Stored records
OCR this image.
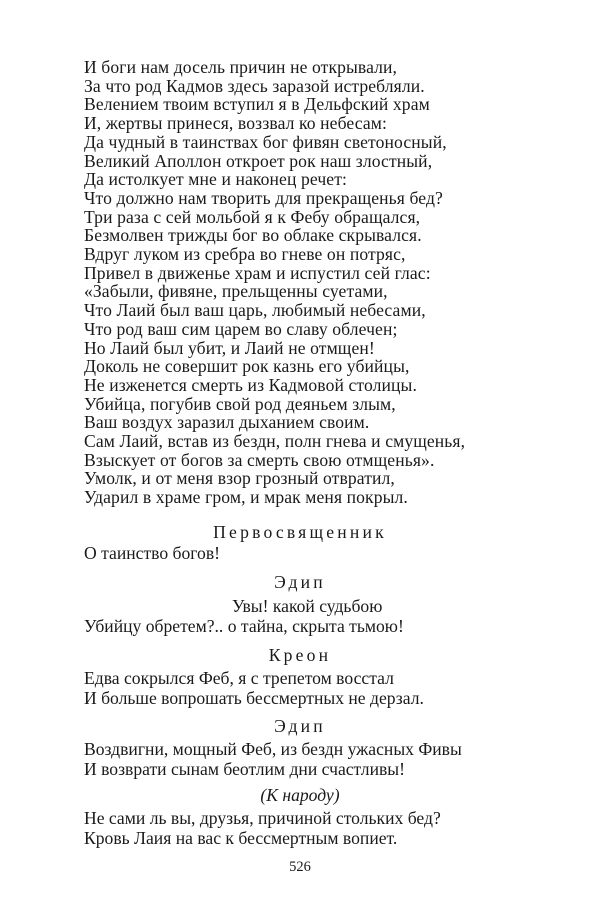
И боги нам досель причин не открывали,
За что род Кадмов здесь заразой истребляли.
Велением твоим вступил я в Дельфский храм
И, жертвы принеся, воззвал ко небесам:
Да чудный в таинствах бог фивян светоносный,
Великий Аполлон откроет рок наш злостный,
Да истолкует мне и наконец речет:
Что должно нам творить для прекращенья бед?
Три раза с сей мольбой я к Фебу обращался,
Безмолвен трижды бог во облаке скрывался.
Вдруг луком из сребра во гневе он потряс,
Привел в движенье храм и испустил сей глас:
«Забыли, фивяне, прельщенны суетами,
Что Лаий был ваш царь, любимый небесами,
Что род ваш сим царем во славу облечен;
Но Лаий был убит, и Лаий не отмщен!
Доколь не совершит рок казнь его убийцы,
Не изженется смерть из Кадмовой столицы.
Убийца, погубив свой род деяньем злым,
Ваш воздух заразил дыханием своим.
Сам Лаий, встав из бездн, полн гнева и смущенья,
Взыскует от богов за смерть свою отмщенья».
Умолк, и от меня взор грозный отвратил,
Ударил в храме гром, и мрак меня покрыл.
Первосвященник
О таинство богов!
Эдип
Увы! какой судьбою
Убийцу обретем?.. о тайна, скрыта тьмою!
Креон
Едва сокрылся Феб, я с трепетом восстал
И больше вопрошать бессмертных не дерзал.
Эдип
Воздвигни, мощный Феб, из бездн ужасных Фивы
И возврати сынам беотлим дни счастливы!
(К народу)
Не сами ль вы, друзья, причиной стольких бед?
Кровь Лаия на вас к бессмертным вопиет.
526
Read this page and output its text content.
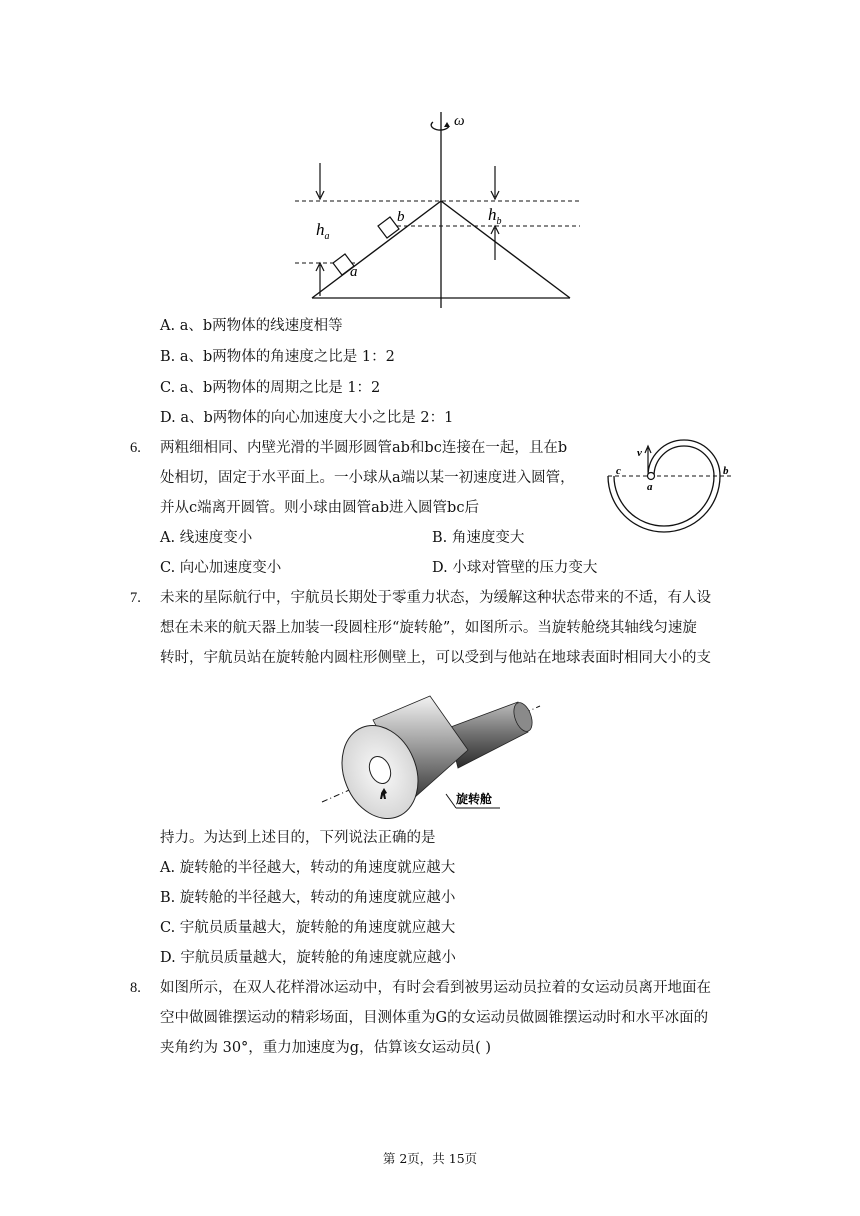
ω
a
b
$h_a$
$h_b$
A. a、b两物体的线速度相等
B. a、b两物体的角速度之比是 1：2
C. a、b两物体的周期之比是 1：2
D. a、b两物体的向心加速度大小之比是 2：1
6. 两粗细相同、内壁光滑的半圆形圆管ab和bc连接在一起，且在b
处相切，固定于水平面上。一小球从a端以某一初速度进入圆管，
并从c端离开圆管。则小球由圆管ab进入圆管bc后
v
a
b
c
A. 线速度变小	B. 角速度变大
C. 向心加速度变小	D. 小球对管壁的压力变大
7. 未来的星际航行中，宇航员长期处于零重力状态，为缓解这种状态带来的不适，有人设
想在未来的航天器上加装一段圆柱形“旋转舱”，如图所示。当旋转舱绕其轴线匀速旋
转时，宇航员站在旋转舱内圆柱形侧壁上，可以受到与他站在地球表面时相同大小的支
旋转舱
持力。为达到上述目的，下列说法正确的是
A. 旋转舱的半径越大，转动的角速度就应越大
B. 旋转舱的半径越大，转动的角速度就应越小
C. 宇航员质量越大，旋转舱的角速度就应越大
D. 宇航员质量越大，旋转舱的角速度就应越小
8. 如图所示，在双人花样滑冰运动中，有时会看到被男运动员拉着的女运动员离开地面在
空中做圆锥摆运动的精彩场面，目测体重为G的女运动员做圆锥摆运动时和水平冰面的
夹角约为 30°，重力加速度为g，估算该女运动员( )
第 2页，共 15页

■ WHAT YOU WILL DO:
Find the word "богов" in the data and copy out each line where it turns up.

■ COMPLETE ANSWER:
Взыскует от богов за смерть свою отмщенья».
О таинство богов!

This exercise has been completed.